begin
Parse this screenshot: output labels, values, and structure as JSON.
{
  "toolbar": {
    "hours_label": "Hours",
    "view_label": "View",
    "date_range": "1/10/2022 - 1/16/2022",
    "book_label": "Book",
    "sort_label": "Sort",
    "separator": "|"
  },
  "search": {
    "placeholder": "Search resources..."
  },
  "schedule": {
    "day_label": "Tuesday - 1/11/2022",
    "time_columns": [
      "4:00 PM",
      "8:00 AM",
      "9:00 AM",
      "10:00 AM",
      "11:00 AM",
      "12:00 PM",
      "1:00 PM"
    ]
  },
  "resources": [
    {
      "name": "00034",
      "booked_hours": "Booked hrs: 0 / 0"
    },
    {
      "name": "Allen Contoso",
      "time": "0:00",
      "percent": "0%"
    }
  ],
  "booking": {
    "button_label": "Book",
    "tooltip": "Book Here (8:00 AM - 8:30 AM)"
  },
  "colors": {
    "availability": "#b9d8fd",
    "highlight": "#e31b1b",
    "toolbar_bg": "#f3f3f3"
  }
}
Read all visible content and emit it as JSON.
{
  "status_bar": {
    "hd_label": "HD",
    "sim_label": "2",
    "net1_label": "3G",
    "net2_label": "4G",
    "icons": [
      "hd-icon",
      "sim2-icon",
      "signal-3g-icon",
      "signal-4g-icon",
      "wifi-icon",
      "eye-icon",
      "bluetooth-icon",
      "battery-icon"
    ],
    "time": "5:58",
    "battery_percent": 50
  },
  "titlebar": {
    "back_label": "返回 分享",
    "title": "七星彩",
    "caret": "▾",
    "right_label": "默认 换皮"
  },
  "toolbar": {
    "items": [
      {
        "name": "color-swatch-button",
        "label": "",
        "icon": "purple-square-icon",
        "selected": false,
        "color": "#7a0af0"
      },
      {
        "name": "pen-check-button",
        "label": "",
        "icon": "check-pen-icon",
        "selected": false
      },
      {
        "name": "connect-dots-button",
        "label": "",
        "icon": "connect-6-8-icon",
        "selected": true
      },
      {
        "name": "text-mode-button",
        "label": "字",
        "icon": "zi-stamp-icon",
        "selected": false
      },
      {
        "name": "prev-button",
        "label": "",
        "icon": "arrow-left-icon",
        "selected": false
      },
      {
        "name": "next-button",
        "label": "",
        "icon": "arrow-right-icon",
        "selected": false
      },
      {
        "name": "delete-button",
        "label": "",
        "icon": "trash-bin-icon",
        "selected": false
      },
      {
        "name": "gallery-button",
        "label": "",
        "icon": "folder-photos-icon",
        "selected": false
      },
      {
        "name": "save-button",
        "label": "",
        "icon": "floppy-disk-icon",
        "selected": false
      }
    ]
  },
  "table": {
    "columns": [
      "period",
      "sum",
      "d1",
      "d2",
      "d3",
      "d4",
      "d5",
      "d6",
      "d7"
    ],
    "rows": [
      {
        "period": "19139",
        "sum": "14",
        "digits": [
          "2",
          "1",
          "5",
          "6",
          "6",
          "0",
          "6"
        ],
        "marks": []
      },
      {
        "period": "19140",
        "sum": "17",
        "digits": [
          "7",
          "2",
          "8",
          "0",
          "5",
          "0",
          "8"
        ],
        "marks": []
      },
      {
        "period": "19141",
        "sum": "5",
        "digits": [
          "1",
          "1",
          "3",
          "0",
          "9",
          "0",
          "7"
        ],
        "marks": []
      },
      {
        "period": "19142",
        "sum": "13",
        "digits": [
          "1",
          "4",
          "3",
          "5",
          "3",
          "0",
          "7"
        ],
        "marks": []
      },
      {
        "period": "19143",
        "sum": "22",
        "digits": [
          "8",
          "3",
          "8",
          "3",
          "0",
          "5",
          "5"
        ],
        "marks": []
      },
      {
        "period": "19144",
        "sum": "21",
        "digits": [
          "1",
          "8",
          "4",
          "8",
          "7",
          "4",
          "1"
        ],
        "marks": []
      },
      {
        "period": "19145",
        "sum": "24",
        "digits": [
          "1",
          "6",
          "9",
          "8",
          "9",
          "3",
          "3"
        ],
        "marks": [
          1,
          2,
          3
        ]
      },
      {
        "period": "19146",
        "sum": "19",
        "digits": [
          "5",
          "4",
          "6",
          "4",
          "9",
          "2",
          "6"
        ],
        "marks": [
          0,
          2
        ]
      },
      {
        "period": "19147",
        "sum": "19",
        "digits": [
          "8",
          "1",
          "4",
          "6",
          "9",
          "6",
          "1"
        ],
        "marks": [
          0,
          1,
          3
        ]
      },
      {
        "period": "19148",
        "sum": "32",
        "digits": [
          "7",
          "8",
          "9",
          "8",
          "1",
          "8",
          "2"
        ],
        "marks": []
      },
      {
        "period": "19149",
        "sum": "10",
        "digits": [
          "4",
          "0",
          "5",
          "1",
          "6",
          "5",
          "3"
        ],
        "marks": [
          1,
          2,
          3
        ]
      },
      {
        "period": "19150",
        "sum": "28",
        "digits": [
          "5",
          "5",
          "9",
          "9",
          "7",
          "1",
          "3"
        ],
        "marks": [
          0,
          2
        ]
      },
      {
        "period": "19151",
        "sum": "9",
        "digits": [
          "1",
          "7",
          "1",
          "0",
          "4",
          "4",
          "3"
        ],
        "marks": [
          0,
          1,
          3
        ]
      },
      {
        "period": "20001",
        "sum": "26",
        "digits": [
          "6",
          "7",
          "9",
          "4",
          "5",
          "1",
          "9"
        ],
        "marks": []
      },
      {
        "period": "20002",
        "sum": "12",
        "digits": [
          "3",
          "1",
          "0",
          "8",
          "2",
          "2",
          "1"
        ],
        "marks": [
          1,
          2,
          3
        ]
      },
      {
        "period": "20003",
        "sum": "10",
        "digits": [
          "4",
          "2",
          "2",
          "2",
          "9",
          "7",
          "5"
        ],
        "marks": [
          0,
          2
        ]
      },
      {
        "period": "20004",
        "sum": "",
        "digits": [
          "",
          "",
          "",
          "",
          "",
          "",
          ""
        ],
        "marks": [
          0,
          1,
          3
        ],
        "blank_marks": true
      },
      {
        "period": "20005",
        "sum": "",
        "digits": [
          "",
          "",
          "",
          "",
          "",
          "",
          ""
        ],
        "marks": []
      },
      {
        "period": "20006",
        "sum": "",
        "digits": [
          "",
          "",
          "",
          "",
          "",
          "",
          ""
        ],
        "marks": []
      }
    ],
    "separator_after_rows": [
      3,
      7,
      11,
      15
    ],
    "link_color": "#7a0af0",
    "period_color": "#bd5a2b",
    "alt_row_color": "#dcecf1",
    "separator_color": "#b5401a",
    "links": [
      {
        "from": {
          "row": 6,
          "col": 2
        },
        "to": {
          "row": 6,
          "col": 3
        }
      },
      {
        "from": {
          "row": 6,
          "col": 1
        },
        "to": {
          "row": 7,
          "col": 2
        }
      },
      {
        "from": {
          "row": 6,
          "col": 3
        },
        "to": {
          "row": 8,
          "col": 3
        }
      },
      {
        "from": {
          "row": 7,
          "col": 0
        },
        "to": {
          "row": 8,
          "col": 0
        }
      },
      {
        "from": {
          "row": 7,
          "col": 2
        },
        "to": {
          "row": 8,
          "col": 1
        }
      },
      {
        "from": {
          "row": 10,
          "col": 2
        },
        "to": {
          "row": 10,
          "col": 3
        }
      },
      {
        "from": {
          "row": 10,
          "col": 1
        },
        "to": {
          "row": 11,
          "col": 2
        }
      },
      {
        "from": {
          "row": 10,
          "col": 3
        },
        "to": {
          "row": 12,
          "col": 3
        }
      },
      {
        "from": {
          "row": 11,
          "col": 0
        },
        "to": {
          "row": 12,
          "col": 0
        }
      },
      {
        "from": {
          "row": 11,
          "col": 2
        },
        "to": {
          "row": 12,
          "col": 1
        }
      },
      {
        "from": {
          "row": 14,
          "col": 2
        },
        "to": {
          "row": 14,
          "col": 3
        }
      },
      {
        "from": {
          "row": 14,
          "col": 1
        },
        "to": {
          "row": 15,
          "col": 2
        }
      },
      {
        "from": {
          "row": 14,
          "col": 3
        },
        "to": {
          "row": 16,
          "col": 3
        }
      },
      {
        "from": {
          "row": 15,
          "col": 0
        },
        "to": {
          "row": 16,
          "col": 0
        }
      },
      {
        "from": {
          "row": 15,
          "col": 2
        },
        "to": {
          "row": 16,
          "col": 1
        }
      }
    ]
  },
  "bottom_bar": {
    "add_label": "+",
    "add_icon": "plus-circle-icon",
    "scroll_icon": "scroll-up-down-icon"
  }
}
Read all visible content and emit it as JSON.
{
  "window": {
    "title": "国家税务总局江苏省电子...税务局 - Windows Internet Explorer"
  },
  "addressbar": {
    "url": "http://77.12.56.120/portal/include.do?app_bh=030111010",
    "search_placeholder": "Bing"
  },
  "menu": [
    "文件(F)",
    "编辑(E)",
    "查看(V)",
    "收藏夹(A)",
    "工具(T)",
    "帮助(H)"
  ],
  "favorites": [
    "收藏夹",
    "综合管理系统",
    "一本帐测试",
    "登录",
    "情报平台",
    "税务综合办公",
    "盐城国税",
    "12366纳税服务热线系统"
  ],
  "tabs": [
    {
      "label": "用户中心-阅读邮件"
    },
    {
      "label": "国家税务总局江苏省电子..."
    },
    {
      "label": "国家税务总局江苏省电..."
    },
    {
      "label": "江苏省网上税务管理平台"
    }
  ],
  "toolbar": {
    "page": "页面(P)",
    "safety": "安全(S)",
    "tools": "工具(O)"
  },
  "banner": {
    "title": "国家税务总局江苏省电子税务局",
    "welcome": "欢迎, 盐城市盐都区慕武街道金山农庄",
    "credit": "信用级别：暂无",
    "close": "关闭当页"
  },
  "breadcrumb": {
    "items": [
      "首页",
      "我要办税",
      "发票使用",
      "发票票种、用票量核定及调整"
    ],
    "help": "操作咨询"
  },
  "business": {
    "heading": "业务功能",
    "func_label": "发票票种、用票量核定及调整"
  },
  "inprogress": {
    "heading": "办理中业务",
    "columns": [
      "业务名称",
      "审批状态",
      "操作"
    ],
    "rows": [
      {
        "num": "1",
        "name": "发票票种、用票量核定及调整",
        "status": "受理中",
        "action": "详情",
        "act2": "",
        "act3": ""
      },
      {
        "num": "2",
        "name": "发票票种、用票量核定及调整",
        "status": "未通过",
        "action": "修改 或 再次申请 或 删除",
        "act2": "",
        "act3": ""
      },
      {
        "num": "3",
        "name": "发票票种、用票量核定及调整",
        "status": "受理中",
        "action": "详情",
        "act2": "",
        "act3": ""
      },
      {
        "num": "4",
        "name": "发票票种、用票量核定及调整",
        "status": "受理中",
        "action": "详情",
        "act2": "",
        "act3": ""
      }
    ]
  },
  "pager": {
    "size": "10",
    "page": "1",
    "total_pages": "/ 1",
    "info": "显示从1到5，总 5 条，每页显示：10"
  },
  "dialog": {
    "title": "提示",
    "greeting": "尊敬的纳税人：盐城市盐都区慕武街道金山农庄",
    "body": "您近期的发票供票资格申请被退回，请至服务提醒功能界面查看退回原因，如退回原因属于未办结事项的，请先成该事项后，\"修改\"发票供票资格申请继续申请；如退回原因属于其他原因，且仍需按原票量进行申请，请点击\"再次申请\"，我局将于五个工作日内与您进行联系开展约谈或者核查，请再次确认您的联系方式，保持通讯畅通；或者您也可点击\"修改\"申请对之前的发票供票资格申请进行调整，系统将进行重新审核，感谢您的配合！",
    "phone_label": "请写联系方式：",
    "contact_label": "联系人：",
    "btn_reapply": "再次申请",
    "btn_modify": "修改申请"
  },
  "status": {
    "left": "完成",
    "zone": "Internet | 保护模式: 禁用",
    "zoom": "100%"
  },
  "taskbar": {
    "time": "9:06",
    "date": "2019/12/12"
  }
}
end
▶ **Exercise instructions**
State how many lines of the listing include "check", and nothing more.

▶ **Response below**
2